PROBLEM DETAILS:
Copy out all lines where "Rapport" appears.

DATA FOR PROCESSING:
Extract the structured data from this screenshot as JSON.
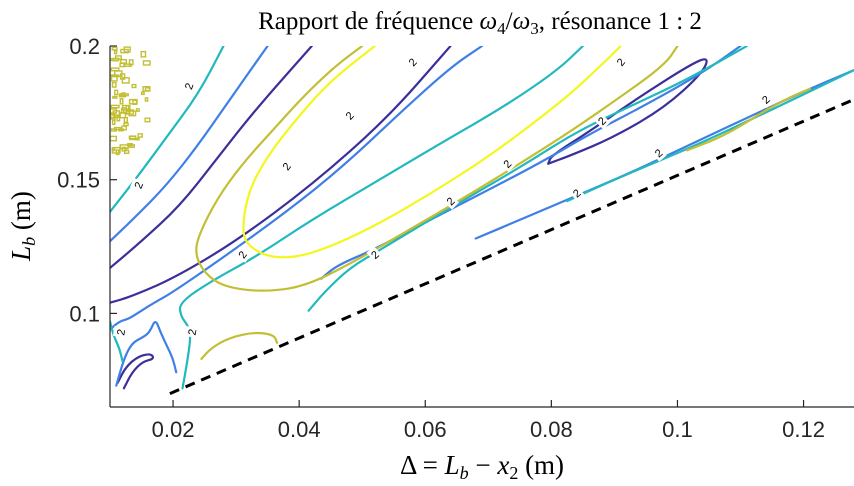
{
  "chart_data": {
    "type": "contour",
    "title": "Rapport de fréquence ω4/ω3, résonance 1 : 2",
    "title_parts": {
      "prefix": "Rapport de fréquence ",
      "omega4": "ω",
      "sub4": "4",
      "slash": "/",
      "omega3": "ω",
      "sub3": "3",
      "suffix": ", résonance 1 : 2"
    },
    "xlabel": "Δ = Lb − x2 (m)",
    "xlabel_parts": {
      "delta": "Δ",
      "eq": " = ",
      "L": "L",
      "b": "b",
      "minus": " − ",
      "x": "x",
      "two": "2",
      "unit": " (m)"
    },
    "ylabel": "Lb (m)",
    "ylabel_parts": {
      "L": "L",
      "b": "b",
      "unit": " (m)"
    },
    "xlim": [
      0.01,
      0.128
    ],
    "ylim": [
      0.065,
      0.2
    ],
    "xticks": [
      0.02,
      0.04,
      0.06,
      0.08,
      0.1,
      0.12
    ],
    "xtick_labels": [
      "0.02",
      "0.04",
      "0.06",
      "0.08",
      "0.1",
      "0.12"
    ],
    "yticks": [
      0.1,
      0.15,
      0.2
    ],
    "ytick_labels": [
      "0.1",
      "0.15",
      "0.2"
    ],
    "contour_label_text": "2",
    "grid": false,
    "colors": {
      "dark_blue": "#3b2f9a",
      "blue": "#3f7fe6",
      "teal": "#21b8be",
      "olive": "#c2bf34",
      "yellow": "#f4f71c",
      "boundary": "#000000"
    },
    "boundary_line": {
      "style": "dashed",
      "x": [
        0.0195,
        0.128
      ],
      "y": [
        0.07,
        0.18
      ]
    },
    "contours": [
      {
        "level": "dark_blue",
        "points": [
          [
            0.0112,
            0.074
          ],
          [
            0.0125,
            0.08
          ],
          [
            0.0145,
            0.084
          ],
          [
            0.0165,
            0.085
          ],
          [
            0.017,
            0.083
          ],
          [
            0.0152,
            0.082
          ],
          [
            0.0135,
            0.078
          ],
          [
            0.0122,
            0.072
          ]
        ]
      },
      {
        "level": "dark_blue",
        "points": [
          [
            0.01,
            0.104
          ],
          [
            0.013,
            0.106
          ],
          [
            0.02,
            0.113
          ],
          [
            0.03,
            0.127
          ],
          [
            0.042,
            0.148
          ],
          [
            0.054,
            0.173
          ],
          [
            0.064,
            0.2
          ]
        ]
      },
      {
        "level": "dark_blue",
        "points": [
          [
            0.01,
            0.117
          ],
          [
            0.015,
            0.127
          ],
          [
            0.021,
            0.14
          ],
          [
            0.027,
            0.158
          ],
          [
            0.033,
            0.176
          ],
          [
            0.042,
            0.2
          ]
        ]
      },
      {
        "level": "dark_blue",
        "points": [
          [
            0.0795,
            0.156
          ],
          [
            0.083,
            0.159
          ],
          [
            0.09,
            0.166
          ],
          [
            0.098,
            0.177
          ],
          [
            0.104,
            0.19
          ],
          [
            0.105,
            0.196
          ],
          [
            0.102,
            0.193
          ],
          [
            0.094,
            0.181
          ],
          [
            0.086,
            0.168
          ],
          [
            0.08,
            0.159
          ],
          [
            0.0795,
            0.156
          ]
        ]
      },
      {
        "level": "blue",
        "points": [
          [
            0.011,
            0.073
          ],
          [
            0.0122,
            0.083
          ],
          [
            0.0135,
            0.089
          ],
          [
            0.0152,
            0.091
          ],
          [
            0.0163,
            0.093
          ],
          [
            0.0172,
            0.098
          ],
          [
            0.018,
            0.093
          ],
          [
            0.019,
            0.088
          ],
          [
            0.02,
            0.083
          ],
          [
            0.0205,
            0.078
          ]
        ]
      },
      {
        "level": "blue",
        "points": [
          [
            0.01,
            0.094
          ],
          [
            0.0115,
            0.097
          ],
          [
            0.013,
            0.098
          ],
          [
            0.015,
            0.101
          ],
          [
            0.017,
            0.104
          ],
          [
            0.02,
            0.108
          ],
          [
            0.028,
            0.121
          ],
          [
            0.038,
            0.138
          ],
          [
            0.047,
            0.155
          ],
          [
            0.056,
            0.175
          ],
          [
            0.064,
            0.192
          ],
          [
            0.069,
            0.2
          ]
        ]
      },
      {
        "level": "blue",
        "points": [
          [
            0.01,
            0.127
          ],
          [
            0.014,
            0.136
          ],
          [
            0.019,
            0.148
          ],
          [
            0.024,
            0.163
          ],
          [
            0.029,
            0.18
          ],
          [
            0.035,
            0.2
          ]
        ]
      },
      {
        "level": "blue",
        "points": [
          [
            0.0435,
            0.113
          ],
          [
            0.046,
            0.118
          ],
          [
            0.052,
            0.124
          ],
          [
            0.06,
            0.134
          ],
          [
            0.069,
            0.145
          ],
          [
            0.078,
            0.156
          ],
          [
            0.086,
            0.167
          ],
          [
            0.095,
            0.178
          ],
          [
            0.104,
            0.19
          ],
          [
            0.11,
            0.2
          ]
        ]
      },
      {
        "level": "blue",
        "points": [
          [
            0.068,
            0.128
          ],
          [
            0.075,
            0.135
          ],
          [
            0.083,
            0.143
          ],
          [
            0.092,
            0.152
          ],
          [
            0.101,
            0.162
          ],
          [
            0.11,
            0.172
          ],
          [
            0.12,
            0.183
          ],
          [
            0.128,
            0.191
          ]
        ]
      },
      {
        "level": "teal",
        "points": [
          [
            0.01,
            0.097
          ],
          [
            0.0105,
            0.092
          ],
          [
            0.0115,
            0.087
          ],
          [
            0.012,
            0.082
          ]
        ]
      },
      {
        "level": "teal",
        "points": [
          [
            0.0215,
            0.072
          ],
          [
            0.0222,
            0.081
          ],
          [
            0.0228,
            0.091
          ],
          [
            0.0225,
            0.095
          ],
          [
            0.0212,
            0.099
          ],
          [
            0.021,
            0.104
          ],
          [
            0.026,
            0.112
          ],
          [
            0.033,
            0.121
          ],
          [
            0.042,
            0.135
          ],
          [
            0.052,
            0.149
          ],
          [
            0.062,
            0.163
          ],
          [
            0.073,
            0.178
          ],
          [
            0.081,
            0.191
          ],
          [
            0.085,
            0.2
          ]
        ]
      },
      {
        "level": "teal",
        "points": [
          [
            0.01,
            0.138
          ],
          [
            0.014,
            0.15
          ],
          [
            0.019,
            0.166
          ],
          [
            0.024,
            0.182
          ],
          [
            0.028,
            0.2
          ]
        ]
      },
      {
        "level": "teal",
        "points": [
          [
            0.0415,
            0.101
          ],
          [
            0.044,
            0.108
          ],
          [
            0.048,
            0.117
          ],
          [
            0.053,
            0.124
          ],
          [
            0.06,
            0.134
          ],
          [
            0.068,
            0.145
          ],
          [
            0.076,
            0.156
          ],
          [
            0.084,
            0.168
          ],
          [
            0.093,
            0.178
          ],
          [
            0.102,
            0.188
          ],
          [
            0.111,
            0.2
          ]
        ]
      },
      {
        "level": "teal",
        "points": [
          [
            0.0825,
            0.142
          ],
          [
            0.089,
            0.149
          ],
          [
            0.096,
            0.156
          ],
          [
            0.104,
            0.164
          ],
          [
            0.113,
            0.174
          ],
          [
            0.121,
            0.183
          ],
          [
            0.128,
            0.191
          ]
        ]
      },
      {
        "level": "olive",
        "points": [
          [
            0.0245,
            0.083
          ],
          [
            0.026,
            0.087
          ],
          [
            0.029,
            0.091
          ],
          [
            0.033,
            0.093
          ],
          [
            0.036,
            0.092
          ],
          [
            0.0365,
            0.089
          ]
        ]
      },
      {
        "level": "olive",
        "points": [
          [
            0.05,
            0.2
          ],
          [
            0.046,
            0.193
          ],
          [
            0.041,
            0.182
          ],
          [
            0.036,
            0.169
          ],
          [
            0.031,
            0.156
          ],
          [
            0.027,
            0.143
          ],
          [
            0.024,
            0.129
          ],
          [
            0.0235,
            0.122
          ],
          [
            0.025,
            0.115
          ],
          [
            0.028,
            0.11
          ],
          [
            0.034,
            0.108
          ],
          [
            0.041,
            0.11
          ],
          [
            0.05,
            0.121
          ],
          [
            0.058,
            0.132
          ],
          [
            0.066,
            0.143
          ],
          [
            0.075,
            0.156
          ],
          [
            0.083,
            0.168
          ],
          [
            0.091,
            0.181
          ],
          [
            0.098,
            0.193
          ],
          [
            0.1,
            0.2
          ]
        ]
      },
      {
        "level": "olive",
        "points": [
          [
            0.1015,
            0.161
          ],
          [
            0.106,
            0.165
          ],
          [
            0.11,
            0.17
          ],
          [
            0.114,
            0.176
          ],
          [
            0.118,
            0.181
          ],
          [
            0.121,
            0.184
          ]
        ]
      },
      {
        "level": "yellow",
        "points": [
          [
            0.052,
            0.2
          ],
          [
            0.045,
            0.187
          ],
          [
            0.04,
            0.174
          ],
          [
            0.035,
            0.159
          ],
          [
            0.032,
            0.146
          ],
          [
            0.031,
            0.133
          ],
          [
            0.0315,
            0.126
          ],
          [
            0.035,
            0.121
          ],
          [
            0.04,
            0.121
          ],
          [
            0.046,
            0.126
          ],
          [
            0.053,
            0.134
          ],
          [
            0.061,
            0.145
          ],
          [
            0.069,
            0.157
          ],
          [
            0.076,
            0.169
          ],
          [
            0.083,
            0.182
          ],
          [
            0.088,
            0.193
          ],
          [
            0.091,
            0.2
          ]
        ]
      }
    ],
    "noise_region": {
      "level": "olive",
      "x": [
        0.01,
        0.016
      ],
      "y": [
        0.16,
        0.2
      ]
    },
    "contour_labels": [
      {
        "x": 0.0117,
        "y": 0.093,
        "angle": -80
      },
      {
        "x": 0.0145,
        "y": 0.148,
        "angle": -68
      },
      {
        "x": 0.0225,
        "y": 0.185,
        "angle": -72
      },
      {
        "x": 0.023,
        "y": 0.093,
        "angle": -80
      },
      {
        "x": 0.031,
        "y": 0.122,
        "angle": -55
      },
      {
        "x": 0.038,
        "y": 0.155,
        "angle": -52
      },
      {
        "x": 0.048,
        "y": 0.174,
        "angle": -47
      },
      {
        "x": 0.058,
        "y": 0.194,
        "angle": -47
      },
      {
        "x": 0.052,
        "y": 0.122,
        "angle": -42
      },
      {
        "x": 0.064,
        "y": 0.142,
        "angle": -45
      },
      {
        "x": 0.073,
        "y": 0.156,
        "angle": -45
      },
      {
        "x": 0.088,
        "y": 0.172,
        "angle": -45
      },
      {
        "x": 0.091,
        "y": 0.194,
        "angle": -50
      },
      {
        "x": 0.084,
        "y": 0.145,
        "angle": -40
      },
      {
        "x": 0.097,
        "y": 0.16,
        "angle": -40
      },
      {
        "x": 0.114,
        "y": 0.18,
        "angle": -42
      }
    ]
  }
}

THE SOLUTION:
    "title": "Rapport de fréquence ω4/ω3, résonance 1 : 2",
      "prefix": "Rapport de fréquence ",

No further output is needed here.